▸ **Objective**: Output only the lines from the line holding "Serialize everything readable" through the close of the records, exactly as they appear, with all pictures omitted.

Dataset records

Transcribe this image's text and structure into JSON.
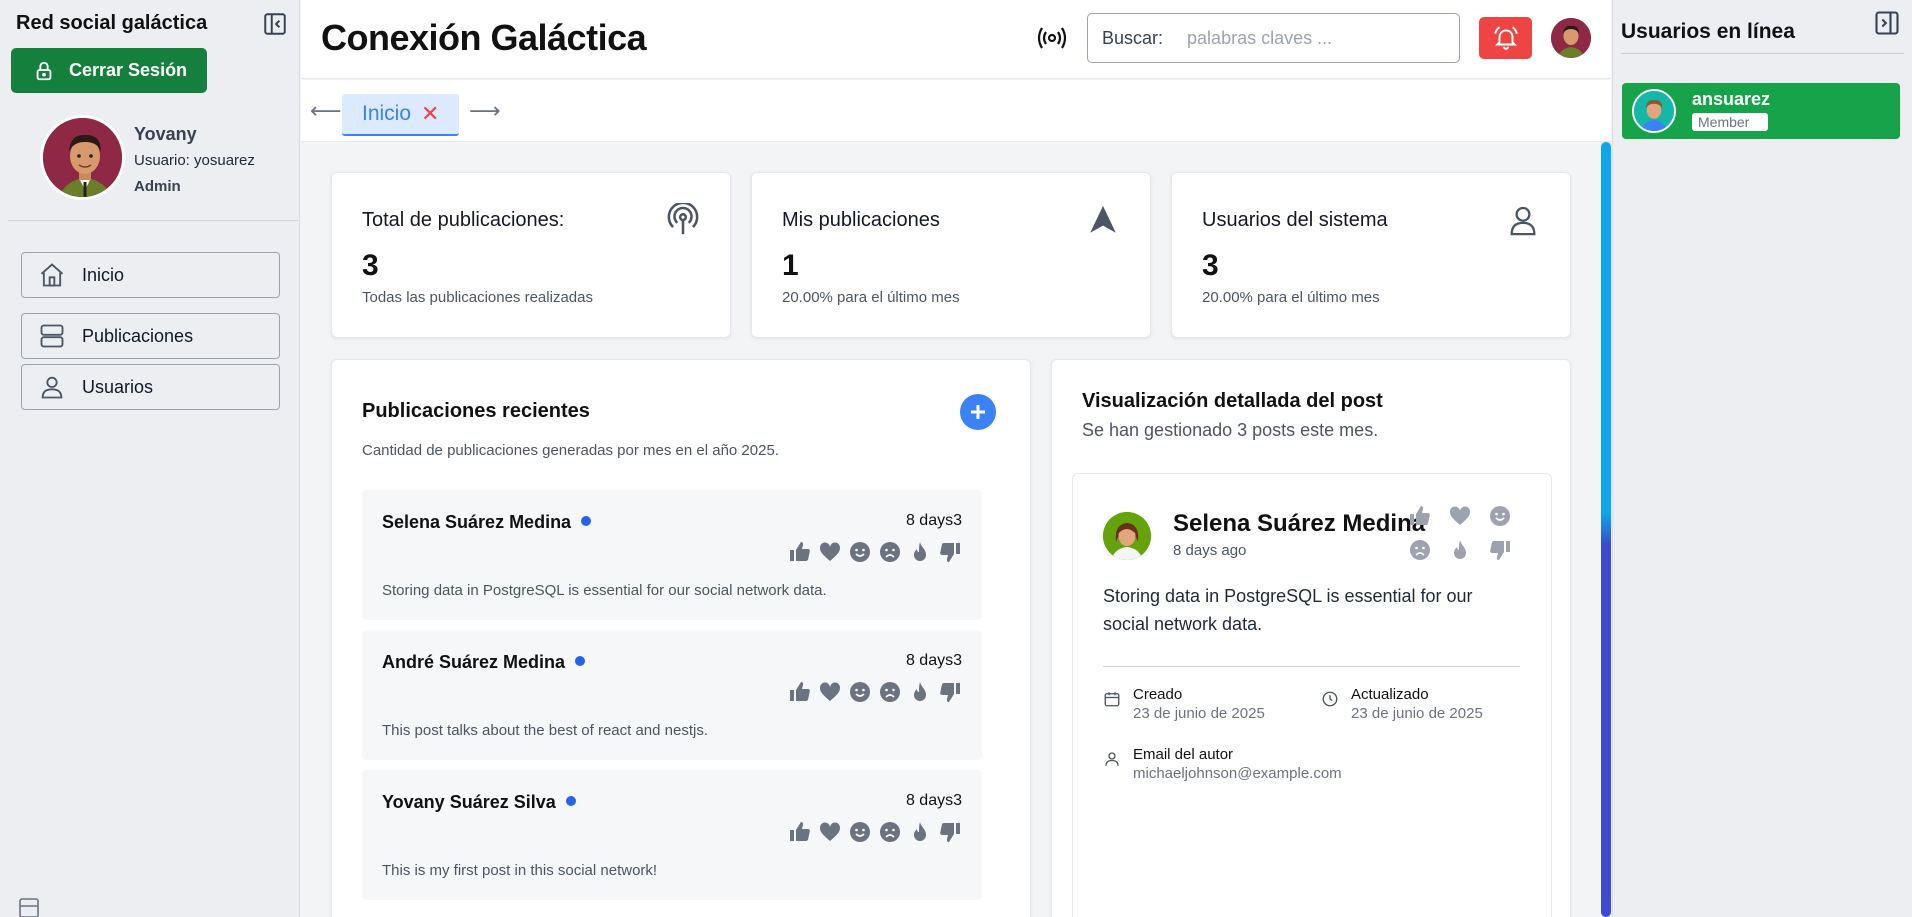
{
  "sidebar": {
    "brand": "Red social galáctica",
    "logout_label": "Cerrar Sesión",
    "profile": {
      "name": "Yovany",
      "username": "Usuario: yosuarez",
      "role": "Admin"
    },
    "nav": [
      {
        "label": "Inicio",
        "icon": "home-icon"
      },
      {
        "label": "Publicaciones",
        "icon": "server-icon"
      },
      {
        "label": "Usuarios",
        "icon": "user-icon"
      }
    ]
  },
  "header": {
    "title": "Conexión Galáctica",
    "search": {
      "label": "Buscar:",
      "placeholder": "palabras claves ...",
      "value": ""
    }
  },
  "tabs": [
    {
      "label": "Inicio",
      "active": true
    }
  ],
  "stats": [
    {
      "title": "Total de publicaciones:",
      "value": "3",
      "sub": "Todas las publicaciones realizadas",
      "icon": "podcast-icon"
    },
    {
      "title": "Mis publicaciones",
      "value": "1",
      "sub": "20.00% para el último mes",
      "icon": "navigation-arrow-icon"
    },
    {
      "title": "Usuarios del sistema",
      "value": "3",
      "sub": "20.00% para el último mes",
      "icon": "user-icon"
    }
  ],
  "recent": {
    "title": "Publicaciones recientes",
    "subtitle": "Cantidad de publicaciones generadas por mes en el año 2025.",
    "posts": [
      {
        "author": "Selena Suárez Medina",
        "time": "8 days3",
        "text": "Storing data in PostgreSQL is essential for our social network data."
      },
      {
        "author": "André Suárez Medina",
        "time": "8 days3",
        "text": "This post talks about the best of react and nestjs."
      },
      {
        "author": "Yovany Suárez Silva",
        "time": "8 days3",
        "text": "This is my first post in this social network!"
      }
    ]
  },
  "detail": {
    "title": "Visualización detallada del post",
    "subtitle": "Se han gestionado 3 posts este mes.",
    "author": "Selena Suárez Medina",
    "time": "8 days ago",
    "text": "Storing data in PostgreSQL is essential for our social network data.",
    "created_label": "Creado",
    "created_value": "23 de junio de 2025",
    "updated_label": "Actualizado",
    "updated_value": "23 de junio de 2025",
    "email_label": "Email del autor",
    "email_value": "michaeljohnson@example.com"
  },
  "online": {
    "title": "Usuarios en línea",
    "users": [
      {
        "name": "ansuarez",
        "role": "Member"
      }
    ]
  },
  "colors": {
    "logout_bg": "#15803d",
    "bell_bg": "#ef4444",
    "accent": "#3b82f6",
    "online_bg": "#16a34a"
  }
}
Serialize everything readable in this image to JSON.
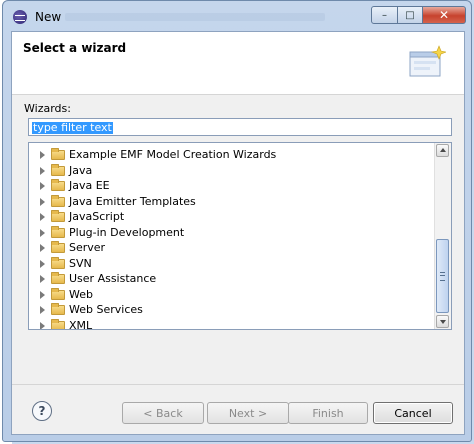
{
  "window": {
    "title": "New",
    "controls": [
      "minimize-icon",
      "maximize-icon",
      "close-icon"
    ]
  },
  "header": {
    "title": "Select a wizard",
    "image_icon": "wizard-banner-icon"
  },
  "filter": {
    "label": "Wizards:",
    "value": "type filter text"
  },
  "tree": {
    "items": [
      {
        "label": "Example EMF Model Creation Wizards"
      },
      {
        "label": "Java"
      },
      {
        "label": "Java EE"
      },
      {
        "label": "Java Emitter Templates"
      },
      {
        "label": "JavaScript"
      },
      {
        "label": "Plug-in Development"
      },
      {
        "label": "Server"
      },
      {
        "label": "SVN"
      },
      {
        "label": "User Assistance"
      },
      {
        "label": "Web"
      },
      {
        "label": "Web Services"
      },
      {
        "label": "XML"
      }
    ]
  },
  "buttons": {
    "help": "?",
    "back": "< Back",
    "next": "Next >",
    "finish": "Finish",
    "cancel": "Cancel"
  },
  "colors": {
    "selection": "#3399ff",
    "folder": "#e6b94d"
  }
}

▸ **The answer**:
Serialize everything readable in this image to JSON.
{
  "window": {
    "title": "New",
    "controls": [
      "minimize-icon",
      "maximize-icon",
      "close-icon"
    ]
  },
  "header": {
    "title": "Select a wizard",
    "image_icon": "wizard-banner-icon"
  },
  "filter": {
    "label": "Wizards:",
    "value": "type filter text"
  },
  "tree": {
    "items": [
      {
        "label": "Example EMF Model Creation Wizards"
      },
      {
        "label": "Java"
      },
      {
        "label": "Java EE"
      },
      {
        "label": "Java Emitter Templates"
      },
      {
        "label": "JavaScript"
      },
      {
        "label": "Plug-in Development"
      },
      {
        "label": "Server"
      },
      {
        "label": "SVN"
      },
      {
        "label": "User Assistance"
      },
      {
        "label": "Web"
      },
      {
        "label": "Web Services"
      },
      {
        "label": "XML"
      }
    ]
  },
  "buttons": {
    "help": "?",
    "back": "< Back",
    "next": "Next >",
    "finish": "Finish",
    "cancel": "Cancel"
  },
  "colors": {
    "selection": "#3399ff",
    "folder": "#e6b94d"
  }
}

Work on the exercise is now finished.